_THE RECORDS_
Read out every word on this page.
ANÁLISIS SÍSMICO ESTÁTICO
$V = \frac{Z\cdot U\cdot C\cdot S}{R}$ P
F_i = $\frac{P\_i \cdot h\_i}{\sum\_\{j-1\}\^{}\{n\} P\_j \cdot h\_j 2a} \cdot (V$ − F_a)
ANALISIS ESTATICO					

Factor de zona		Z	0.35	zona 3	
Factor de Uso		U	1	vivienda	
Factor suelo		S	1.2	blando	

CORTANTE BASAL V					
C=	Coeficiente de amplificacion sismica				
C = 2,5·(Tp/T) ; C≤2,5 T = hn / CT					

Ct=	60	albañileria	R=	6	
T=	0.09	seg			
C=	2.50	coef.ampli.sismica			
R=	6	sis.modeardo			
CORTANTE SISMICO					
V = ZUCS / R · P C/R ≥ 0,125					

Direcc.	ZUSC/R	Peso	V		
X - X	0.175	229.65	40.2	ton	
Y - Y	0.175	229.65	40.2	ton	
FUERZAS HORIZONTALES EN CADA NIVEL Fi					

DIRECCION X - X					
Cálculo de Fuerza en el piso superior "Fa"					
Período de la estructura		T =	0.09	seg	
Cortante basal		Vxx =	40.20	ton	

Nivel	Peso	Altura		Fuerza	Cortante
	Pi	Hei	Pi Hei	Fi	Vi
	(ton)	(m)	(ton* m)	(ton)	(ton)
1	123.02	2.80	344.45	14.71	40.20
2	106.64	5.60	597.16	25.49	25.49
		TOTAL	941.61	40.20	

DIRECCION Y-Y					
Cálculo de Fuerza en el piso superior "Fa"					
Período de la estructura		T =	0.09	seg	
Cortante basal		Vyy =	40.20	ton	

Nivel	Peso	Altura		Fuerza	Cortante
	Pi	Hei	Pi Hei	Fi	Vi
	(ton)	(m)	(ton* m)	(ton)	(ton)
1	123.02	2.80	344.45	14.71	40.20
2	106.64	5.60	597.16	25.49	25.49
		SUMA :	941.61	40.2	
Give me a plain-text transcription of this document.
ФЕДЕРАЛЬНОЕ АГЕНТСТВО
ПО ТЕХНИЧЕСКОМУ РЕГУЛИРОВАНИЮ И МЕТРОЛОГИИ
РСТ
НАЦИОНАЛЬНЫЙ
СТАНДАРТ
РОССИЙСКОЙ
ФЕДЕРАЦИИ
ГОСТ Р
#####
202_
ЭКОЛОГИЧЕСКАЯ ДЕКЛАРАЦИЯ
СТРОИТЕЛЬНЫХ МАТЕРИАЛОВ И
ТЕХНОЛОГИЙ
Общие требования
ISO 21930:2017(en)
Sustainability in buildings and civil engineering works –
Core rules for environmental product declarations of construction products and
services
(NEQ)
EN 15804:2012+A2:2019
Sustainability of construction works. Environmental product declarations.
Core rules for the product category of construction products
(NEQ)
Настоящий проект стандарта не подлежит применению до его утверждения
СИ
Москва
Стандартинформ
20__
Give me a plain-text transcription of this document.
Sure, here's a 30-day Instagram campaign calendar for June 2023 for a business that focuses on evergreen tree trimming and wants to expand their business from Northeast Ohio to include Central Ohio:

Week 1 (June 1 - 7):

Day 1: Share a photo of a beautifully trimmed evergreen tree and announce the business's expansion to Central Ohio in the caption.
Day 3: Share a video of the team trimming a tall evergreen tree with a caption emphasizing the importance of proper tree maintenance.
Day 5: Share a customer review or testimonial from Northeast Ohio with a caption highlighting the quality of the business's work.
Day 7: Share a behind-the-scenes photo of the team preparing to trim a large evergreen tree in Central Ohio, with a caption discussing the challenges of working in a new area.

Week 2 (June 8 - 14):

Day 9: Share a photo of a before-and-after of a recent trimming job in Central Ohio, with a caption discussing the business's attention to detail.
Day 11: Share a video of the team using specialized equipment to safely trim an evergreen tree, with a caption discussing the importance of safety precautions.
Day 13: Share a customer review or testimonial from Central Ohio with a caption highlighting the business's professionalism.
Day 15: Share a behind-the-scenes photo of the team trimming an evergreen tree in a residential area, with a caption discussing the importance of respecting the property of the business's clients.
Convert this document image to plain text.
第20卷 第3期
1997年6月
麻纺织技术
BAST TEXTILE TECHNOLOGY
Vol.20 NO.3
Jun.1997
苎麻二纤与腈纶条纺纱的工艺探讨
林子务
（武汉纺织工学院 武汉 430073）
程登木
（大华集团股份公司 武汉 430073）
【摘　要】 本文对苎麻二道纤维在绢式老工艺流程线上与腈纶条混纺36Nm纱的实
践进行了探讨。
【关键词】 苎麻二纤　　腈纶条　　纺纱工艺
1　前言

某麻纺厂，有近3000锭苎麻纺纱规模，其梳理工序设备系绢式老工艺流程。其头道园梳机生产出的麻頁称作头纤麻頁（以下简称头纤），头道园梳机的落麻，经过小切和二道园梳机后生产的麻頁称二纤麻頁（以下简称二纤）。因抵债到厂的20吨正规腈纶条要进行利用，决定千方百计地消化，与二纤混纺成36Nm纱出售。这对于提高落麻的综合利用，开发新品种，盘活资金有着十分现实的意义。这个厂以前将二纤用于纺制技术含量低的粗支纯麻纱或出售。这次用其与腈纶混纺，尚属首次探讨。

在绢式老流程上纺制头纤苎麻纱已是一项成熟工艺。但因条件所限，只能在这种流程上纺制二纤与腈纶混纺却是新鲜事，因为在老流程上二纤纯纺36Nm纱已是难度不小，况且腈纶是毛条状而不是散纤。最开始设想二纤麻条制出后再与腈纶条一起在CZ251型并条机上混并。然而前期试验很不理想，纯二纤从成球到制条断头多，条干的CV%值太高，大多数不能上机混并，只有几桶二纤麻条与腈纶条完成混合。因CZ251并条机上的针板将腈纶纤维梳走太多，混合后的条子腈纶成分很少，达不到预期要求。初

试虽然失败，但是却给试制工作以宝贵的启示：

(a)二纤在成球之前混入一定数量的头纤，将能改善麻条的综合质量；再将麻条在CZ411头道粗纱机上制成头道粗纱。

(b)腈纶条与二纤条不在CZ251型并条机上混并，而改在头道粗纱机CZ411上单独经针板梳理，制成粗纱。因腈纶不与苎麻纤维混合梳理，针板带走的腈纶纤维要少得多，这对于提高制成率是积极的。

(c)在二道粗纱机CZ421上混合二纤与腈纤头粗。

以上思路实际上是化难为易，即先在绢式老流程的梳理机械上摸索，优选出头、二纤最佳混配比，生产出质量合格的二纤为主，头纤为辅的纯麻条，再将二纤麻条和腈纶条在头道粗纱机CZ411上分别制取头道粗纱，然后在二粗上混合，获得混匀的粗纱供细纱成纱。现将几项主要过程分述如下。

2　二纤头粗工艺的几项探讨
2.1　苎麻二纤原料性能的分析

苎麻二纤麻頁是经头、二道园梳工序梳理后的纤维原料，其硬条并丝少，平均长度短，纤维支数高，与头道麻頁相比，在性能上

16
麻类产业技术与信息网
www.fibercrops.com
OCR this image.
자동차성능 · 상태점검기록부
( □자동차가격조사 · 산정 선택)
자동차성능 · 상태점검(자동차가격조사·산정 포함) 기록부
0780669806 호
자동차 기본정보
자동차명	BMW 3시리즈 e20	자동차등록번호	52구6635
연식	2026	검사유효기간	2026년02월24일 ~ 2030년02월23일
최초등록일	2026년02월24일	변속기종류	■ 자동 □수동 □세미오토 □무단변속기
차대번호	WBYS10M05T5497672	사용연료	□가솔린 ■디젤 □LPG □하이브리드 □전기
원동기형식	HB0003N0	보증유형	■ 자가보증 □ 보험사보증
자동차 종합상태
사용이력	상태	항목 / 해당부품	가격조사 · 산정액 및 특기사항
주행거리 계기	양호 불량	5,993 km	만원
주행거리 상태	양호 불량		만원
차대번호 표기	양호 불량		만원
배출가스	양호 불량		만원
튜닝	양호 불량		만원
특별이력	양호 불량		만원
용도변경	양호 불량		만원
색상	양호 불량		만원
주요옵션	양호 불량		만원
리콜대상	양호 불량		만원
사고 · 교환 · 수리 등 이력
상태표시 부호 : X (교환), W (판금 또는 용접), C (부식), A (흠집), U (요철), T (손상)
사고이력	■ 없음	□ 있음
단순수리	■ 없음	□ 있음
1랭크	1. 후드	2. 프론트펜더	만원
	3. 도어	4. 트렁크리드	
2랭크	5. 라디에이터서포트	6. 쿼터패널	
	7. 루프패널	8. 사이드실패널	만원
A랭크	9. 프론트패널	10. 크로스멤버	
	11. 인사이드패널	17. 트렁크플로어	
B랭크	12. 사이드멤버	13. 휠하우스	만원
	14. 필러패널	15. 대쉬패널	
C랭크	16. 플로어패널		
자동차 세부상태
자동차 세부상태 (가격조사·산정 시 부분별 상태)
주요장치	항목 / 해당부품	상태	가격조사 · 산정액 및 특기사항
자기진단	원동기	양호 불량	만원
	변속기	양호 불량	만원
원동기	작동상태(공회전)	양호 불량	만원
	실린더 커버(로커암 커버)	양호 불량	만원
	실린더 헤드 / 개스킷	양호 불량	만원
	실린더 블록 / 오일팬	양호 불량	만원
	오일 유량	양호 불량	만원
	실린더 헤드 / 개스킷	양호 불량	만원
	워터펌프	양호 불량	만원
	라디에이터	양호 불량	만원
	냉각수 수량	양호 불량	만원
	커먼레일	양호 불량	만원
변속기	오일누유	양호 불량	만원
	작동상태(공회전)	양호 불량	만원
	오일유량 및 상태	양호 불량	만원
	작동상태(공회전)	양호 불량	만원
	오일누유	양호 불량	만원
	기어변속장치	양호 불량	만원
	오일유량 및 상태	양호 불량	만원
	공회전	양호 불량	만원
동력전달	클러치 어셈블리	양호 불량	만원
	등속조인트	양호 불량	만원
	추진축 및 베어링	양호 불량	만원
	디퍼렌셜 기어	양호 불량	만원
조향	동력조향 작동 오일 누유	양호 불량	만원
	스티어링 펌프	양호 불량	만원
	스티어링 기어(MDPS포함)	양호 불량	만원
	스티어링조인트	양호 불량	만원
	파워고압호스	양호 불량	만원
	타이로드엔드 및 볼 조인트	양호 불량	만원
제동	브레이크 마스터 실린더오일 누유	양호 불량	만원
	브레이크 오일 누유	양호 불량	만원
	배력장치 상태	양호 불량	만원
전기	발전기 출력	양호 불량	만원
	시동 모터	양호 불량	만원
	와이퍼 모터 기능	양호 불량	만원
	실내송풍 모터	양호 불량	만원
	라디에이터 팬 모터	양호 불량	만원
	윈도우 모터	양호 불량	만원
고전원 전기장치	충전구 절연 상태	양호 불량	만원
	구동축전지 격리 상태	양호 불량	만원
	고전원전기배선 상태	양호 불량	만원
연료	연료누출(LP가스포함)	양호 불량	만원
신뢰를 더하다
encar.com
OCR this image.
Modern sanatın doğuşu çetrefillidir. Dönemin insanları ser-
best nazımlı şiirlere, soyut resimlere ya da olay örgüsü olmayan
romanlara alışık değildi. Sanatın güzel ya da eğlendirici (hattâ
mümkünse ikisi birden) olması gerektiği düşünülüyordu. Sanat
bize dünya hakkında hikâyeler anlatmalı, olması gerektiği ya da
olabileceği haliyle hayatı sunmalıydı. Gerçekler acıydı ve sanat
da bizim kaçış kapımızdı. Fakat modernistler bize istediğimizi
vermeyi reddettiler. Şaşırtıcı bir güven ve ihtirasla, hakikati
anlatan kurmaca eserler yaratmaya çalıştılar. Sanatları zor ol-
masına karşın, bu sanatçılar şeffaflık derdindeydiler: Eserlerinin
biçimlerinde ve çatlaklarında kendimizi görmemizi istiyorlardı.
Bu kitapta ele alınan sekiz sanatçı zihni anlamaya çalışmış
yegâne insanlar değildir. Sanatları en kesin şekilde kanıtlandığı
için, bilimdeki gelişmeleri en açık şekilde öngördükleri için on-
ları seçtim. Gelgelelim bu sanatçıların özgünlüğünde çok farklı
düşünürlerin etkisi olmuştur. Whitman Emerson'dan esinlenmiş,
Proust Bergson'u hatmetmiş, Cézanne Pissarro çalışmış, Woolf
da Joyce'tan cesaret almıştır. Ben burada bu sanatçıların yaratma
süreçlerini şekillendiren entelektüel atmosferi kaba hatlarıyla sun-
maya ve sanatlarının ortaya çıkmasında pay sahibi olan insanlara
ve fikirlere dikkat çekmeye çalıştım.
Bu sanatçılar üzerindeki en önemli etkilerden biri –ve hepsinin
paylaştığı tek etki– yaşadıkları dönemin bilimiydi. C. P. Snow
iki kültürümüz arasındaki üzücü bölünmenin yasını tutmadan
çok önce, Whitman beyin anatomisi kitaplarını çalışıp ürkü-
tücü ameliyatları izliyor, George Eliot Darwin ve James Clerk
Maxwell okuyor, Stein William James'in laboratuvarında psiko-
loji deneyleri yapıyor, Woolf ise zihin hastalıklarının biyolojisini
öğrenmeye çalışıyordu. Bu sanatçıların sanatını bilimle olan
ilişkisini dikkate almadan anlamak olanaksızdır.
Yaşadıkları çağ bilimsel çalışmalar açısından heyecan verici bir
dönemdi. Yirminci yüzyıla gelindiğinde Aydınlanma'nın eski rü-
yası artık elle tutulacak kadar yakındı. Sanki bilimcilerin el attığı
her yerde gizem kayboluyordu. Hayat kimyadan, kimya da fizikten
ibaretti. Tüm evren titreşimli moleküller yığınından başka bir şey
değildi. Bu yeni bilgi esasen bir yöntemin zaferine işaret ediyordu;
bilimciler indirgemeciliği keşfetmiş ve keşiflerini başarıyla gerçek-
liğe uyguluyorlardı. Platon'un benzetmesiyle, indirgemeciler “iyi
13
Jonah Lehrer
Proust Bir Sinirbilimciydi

_WHAT TO PRODUCE_
Show the lines of the material that contain the word "브레이크".

_REPLY TO THE TASK_
제동	브레이크 마스터 실린더오일 누유	양호 불량	만원
	브레이크 오일 누유	양호 불량	만원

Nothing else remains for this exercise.